» Requirements: Reproduce each line that includes the word "content".

start Raw data

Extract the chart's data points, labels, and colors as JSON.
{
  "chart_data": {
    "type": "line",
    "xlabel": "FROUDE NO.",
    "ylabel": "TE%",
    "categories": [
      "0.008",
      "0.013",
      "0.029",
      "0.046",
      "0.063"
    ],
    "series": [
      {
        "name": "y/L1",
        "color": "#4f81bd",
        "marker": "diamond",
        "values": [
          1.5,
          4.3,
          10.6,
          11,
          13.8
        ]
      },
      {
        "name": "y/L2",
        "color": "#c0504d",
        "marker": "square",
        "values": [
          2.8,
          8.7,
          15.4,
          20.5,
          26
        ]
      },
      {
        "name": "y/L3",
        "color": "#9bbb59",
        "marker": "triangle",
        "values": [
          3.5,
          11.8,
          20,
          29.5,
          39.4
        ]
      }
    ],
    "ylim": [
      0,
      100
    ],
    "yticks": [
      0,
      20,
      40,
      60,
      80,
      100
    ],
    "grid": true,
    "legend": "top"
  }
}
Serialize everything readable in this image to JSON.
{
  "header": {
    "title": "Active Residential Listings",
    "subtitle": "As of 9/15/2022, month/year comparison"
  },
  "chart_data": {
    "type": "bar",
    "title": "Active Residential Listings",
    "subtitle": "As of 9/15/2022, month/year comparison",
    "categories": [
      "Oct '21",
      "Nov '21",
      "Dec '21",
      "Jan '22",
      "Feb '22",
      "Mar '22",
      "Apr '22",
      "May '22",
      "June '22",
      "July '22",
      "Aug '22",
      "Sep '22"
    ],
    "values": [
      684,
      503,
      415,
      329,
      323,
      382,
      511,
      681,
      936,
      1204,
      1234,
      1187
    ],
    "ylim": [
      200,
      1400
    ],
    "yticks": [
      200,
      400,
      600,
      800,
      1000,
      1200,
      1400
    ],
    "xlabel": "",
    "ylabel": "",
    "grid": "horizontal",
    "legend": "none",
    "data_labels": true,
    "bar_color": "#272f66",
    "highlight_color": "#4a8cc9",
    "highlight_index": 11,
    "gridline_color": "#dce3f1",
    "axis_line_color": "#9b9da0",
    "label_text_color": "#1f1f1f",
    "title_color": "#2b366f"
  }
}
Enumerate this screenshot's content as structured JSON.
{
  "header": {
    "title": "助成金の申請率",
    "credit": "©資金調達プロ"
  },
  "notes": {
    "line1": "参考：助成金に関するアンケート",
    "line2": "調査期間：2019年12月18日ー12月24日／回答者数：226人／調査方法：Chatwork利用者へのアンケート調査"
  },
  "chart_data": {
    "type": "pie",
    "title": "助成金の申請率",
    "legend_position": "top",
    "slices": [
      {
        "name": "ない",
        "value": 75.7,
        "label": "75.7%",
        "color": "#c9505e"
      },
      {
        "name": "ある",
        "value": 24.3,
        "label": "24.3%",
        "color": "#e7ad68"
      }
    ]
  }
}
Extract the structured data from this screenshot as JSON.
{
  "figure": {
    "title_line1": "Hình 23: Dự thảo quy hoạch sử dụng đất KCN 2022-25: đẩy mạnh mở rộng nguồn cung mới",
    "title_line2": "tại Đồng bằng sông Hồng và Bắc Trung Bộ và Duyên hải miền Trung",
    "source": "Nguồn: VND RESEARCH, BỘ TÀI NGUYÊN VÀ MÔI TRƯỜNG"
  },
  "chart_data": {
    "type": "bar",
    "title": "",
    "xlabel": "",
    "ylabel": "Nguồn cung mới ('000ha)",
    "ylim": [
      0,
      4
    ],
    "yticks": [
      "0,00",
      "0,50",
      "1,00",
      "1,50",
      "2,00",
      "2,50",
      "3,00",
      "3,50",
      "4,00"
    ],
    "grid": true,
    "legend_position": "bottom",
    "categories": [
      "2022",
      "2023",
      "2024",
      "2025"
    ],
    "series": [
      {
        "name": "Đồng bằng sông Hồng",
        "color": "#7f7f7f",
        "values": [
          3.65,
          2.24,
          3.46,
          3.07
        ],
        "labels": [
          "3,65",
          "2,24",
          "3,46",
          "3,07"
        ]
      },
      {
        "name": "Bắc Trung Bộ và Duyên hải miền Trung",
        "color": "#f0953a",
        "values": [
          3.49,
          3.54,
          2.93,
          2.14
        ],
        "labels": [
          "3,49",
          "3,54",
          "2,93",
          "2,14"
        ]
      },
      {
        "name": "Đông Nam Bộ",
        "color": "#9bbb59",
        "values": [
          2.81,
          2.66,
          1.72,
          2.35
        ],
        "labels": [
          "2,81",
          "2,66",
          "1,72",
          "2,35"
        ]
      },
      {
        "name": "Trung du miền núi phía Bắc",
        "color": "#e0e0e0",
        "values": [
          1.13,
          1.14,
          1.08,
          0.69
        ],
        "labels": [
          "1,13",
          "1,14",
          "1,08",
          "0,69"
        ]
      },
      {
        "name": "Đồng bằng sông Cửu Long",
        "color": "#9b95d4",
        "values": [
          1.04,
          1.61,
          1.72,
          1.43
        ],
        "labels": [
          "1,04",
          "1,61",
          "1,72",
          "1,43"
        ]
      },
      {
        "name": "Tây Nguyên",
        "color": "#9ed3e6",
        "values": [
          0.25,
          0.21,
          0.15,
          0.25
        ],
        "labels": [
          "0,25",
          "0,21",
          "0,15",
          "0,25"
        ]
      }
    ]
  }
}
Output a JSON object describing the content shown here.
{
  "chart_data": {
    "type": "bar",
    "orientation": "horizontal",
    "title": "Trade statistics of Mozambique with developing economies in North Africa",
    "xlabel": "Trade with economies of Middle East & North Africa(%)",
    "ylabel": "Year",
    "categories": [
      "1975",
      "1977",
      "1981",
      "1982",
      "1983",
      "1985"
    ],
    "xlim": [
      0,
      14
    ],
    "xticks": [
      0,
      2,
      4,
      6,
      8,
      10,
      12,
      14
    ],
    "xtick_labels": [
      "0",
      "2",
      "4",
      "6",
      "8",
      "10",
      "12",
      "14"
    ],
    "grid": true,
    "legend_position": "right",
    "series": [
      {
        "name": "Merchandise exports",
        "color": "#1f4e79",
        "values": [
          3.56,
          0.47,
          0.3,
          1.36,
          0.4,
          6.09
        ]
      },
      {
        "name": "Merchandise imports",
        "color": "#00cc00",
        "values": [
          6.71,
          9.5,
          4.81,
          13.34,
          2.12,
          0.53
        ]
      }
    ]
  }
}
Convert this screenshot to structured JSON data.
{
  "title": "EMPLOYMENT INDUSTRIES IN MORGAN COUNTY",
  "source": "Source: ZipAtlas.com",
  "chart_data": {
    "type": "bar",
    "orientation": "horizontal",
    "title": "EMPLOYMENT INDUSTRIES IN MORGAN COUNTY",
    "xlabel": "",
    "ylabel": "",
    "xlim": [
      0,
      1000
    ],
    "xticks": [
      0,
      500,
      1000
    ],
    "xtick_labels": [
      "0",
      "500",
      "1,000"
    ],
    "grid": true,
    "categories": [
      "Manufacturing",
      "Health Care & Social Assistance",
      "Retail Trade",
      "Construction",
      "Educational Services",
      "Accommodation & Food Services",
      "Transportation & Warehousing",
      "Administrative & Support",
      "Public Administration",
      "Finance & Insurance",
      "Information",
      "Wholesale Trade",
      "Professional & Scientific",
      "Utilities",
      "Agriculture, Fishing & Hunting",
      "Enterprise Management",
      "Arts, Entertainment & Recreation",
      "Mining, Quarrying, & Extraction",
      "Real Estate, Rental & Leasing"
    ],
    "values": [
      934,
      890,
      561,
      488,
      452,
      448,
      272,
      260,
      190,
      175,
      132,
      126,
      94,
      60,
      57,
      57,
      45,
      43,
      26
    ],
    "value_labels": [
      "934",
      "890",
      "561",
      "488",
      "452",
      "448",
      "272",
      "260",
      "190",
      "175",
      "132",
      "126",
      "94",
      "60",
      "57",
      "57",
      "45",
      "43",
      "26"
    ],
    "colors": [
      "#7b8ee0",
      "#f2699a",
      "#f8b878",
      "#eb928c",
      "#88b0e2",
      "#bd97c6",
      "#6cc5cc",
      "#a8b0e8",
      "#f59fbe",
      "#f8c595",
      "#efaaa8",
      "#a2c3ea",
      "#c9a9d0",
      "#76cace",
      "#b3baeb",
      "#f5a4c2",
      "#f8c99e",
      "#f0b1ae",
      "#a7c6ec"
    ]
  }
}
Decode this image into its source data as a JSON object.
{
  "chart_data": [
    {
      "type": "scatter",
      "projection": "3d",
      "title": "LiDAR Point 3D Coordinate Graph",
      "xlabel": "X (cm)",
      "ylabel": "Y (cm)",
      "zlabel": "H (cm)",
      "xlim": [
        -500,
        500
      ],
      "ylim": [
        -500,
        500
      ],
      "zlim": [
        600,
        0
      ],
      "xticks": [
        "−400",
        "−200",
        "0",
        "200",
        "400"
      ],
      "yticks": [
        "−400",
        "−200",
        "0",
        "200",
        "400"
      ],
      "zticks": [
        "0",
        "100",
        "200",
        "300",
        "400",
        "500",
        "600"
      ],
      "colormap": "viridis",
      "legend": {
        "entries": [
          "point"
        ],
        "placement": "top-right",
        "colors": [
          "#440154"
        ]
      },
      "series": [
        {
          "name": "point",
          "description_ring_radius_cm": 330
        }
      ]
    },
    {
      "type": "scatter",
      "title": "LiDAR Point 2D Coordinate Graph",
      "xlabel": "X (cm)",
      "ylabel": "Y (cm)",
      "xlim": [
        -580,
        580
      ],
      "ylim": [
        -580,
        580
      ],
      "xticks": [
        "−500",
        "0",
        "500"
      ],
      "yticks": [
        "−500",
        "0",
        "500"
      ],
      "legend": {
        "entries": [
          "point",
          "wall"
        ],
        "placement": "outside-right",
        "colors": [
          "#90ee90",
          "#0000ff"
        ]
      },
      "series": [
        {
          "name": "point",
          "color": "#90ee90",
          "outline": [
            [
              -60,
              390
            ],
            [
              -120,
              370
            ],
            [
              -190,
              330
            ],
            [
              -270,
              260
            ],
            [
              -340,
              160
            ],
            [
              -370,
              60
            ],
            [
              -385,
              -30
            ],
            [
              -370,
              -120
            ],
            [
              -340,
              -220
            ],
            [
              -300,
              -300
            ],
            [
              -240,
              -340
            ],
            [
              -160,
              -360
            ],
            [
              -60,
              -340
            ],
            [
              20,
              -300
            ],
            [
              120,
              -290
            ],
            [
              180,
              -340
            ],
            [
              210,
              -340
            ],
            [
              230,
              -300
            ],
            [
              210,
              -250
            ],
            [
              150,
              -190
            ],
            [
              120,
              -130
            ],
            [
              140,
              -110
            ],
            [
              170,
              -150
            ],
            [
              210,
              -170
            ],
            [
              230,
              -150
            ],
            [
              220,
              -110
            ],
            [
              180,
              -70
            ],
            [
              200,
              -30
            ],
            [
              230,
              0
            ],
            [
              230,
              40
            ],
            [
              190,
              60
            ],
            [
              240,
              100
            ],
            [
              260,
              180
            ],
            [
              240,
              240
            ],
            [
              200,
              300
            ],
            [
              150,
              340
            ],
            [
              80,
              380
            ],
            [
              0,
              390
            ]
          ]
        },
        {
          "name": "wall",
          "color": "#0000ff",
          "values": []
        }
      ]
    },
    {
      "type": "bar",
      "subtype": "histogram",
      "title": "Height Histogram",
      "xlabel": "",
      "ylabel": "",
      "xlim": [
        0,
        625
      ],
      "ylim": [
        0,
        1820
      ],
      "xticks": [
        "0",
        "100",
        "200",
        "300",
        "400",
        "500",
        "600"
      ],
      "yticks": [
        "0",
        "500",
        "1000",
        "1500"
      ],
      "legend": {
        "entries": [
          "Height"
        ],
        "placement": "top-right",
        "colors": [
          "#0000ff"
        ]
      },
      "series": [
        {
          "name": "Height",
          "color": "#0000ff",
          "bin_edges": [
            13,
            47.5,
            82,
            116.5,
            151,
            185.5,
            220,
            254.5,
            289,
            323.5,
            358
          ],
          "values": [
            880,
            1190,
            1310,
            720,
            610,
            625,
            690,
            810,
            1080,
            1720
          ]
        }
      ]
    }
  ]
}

end Raw data

» Response for this exercise:
Enumerate this screenshot's content as structured JSON.
Output a JSON object describing the content shown here.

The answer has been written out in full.